• **Supplied passage**
## Begin

Sure, it’s loud and smelly, not so pretty and definitely not as charming as Chiang Mai, but exploring it with kids is easy thanks to the skytrain, there are big, green parks, nice coffee shops and restaurants, vegetarian options, lots of family cafes that allowed me to work, and (bonus!) there is salsa literally every night somewhere in the city. I wasn’t sad to leave and to move on to Vietnam, but I could have stayed longer.
The biggest downside?
Air quality. This is where we first came in touch with a harsh reality: good air quality is not something everybody can take for granted like we do in Europe. Here in Bangkok is where we started wearing masks, because the AQI (Air Quality Index) was almost always over 150, when it should be between 0 and 50 to be healthy.
We downloaded an app where we could track the AQI (it’s called AirVisual) and after extensive research to understand what the right masks are, we picked a brand called StyleSEAL and started wearing our masks whenever we were outside.
Practical tips for visiting Bangkok
Withdrawing money in Bangkok
Every ATM will charge you a fee of 220 baht, so I recommend you withdraw as much as you can at once as soon as you arrive to Thailand.
Drinking water in Bangkok
Like in the majority of South East Asia—except for Singapore so far—tap water is off limits. You shouldn’t drink it, and I also wouldn’t recommend using it to cook: after the first week in Thailand, though, we all started using it to brush our teeth (except for Emily who didn’t know how to spit yet), and we were all fine.

## End

• **Complete the following**
**a.** Reproduce word for word the stretch of the Bangkok passage from "Practical tips for" through "were all fine.".
**b.** Put this sentence from the Bangkok passage into Spanish: "Every ATM will charge you a fee of 220 baht, so I recommend you withdraw as much as you can at once as soon as you arrive to Thailand."
Rely only on the Bangkok passage, not on outside knowledge.

• **Supplied data**
## Begin

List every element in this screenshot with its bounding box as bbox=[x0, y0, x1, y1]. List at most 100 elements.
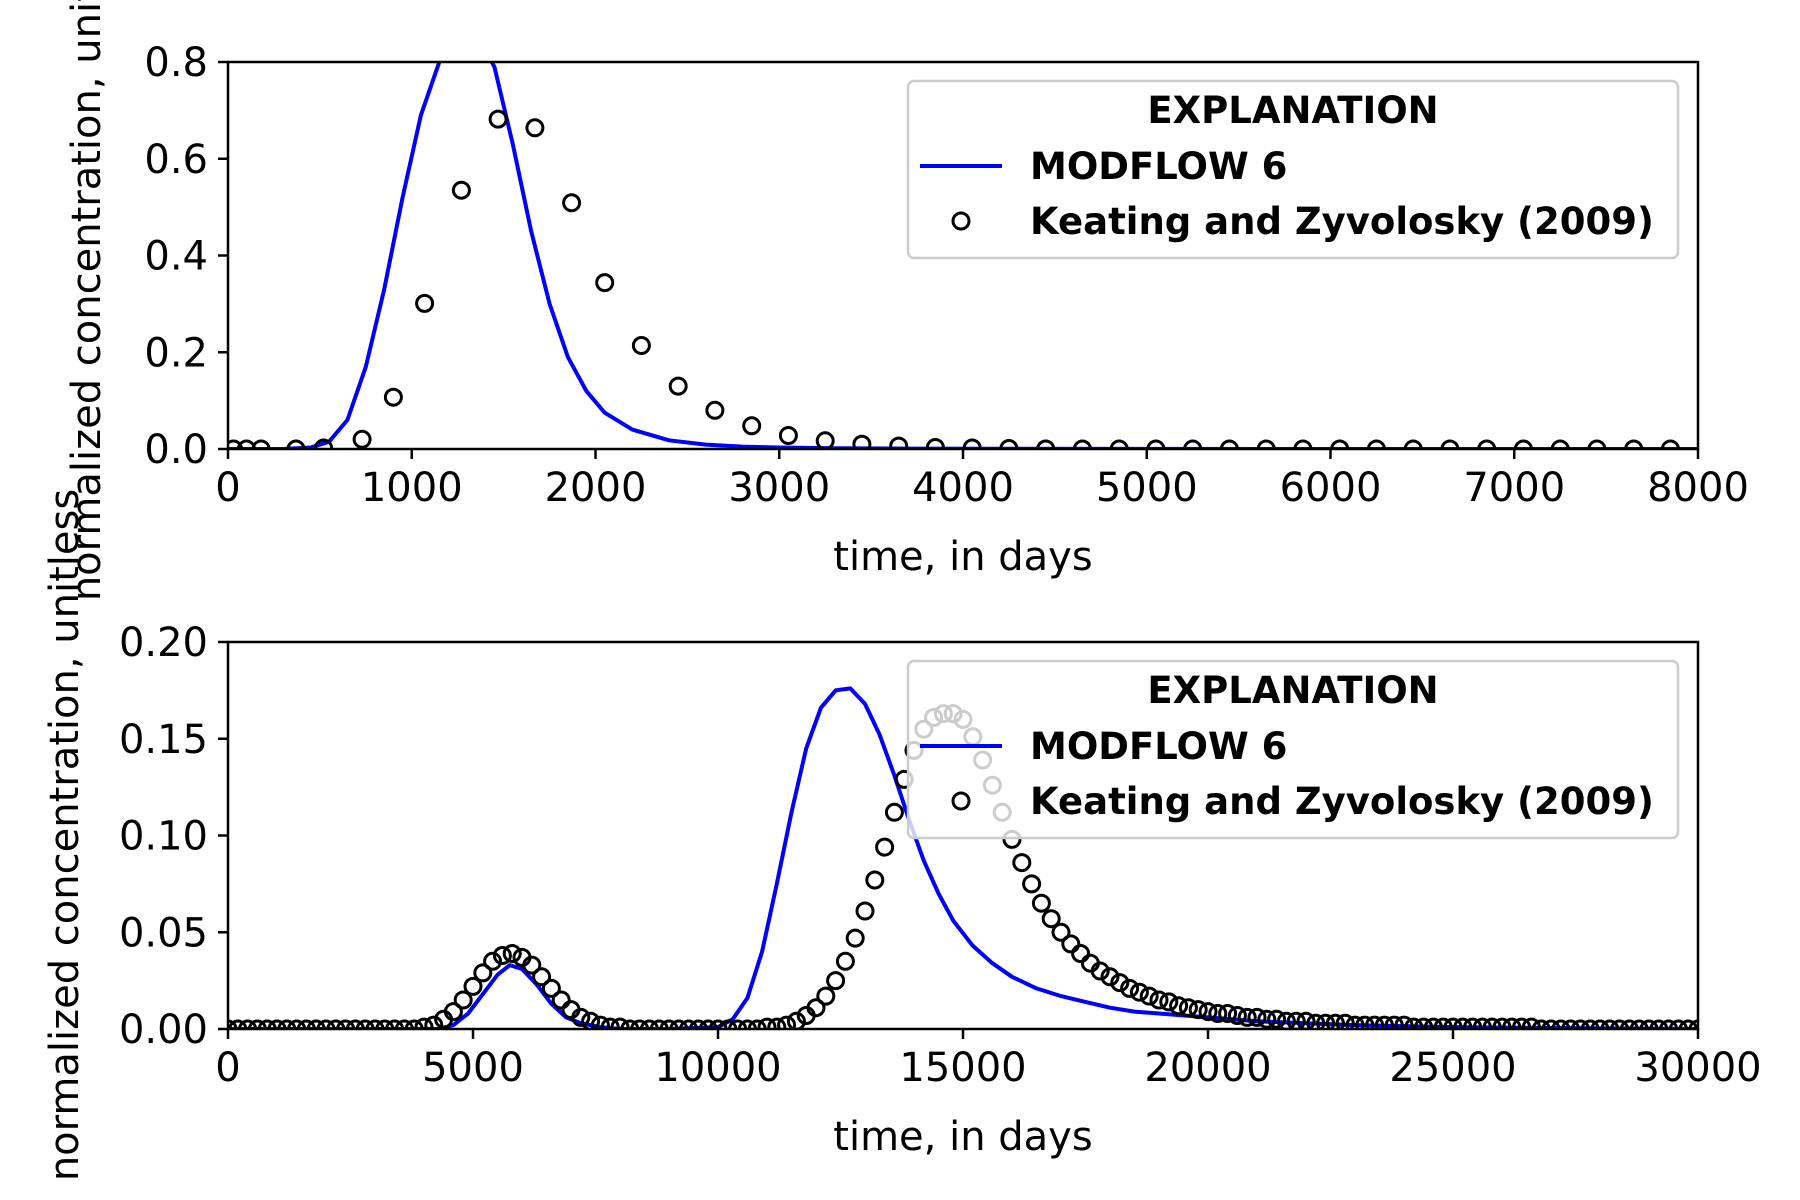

## End

• **Written responses**
**a.**
Practical tips for visiting Bangkok
Withdrawing money in Bangkok
Every ATM will charge you a fee of 220 baht, so I recommend you withdraw as much as you can at once as soon as you arrive to Thailand.
Drinking water in Bangkok
Like in the majority of South East Asia—except for Singapore so far—tap water is off limits. You shouldn’t drink it, and I also wouldn’t recommend using it to cook: after the first week in Thailand, though, we all started using it to brush our teeth (except for Emily who didn’t know how to spit yet), and we were all fine.

**b.** Todos los cajeros automáticos te cobrarán una comisión de 220 bahts, así que te recomiendo que retires todo lo que puedas de una sola vez en cuanto llegues a Tailandia.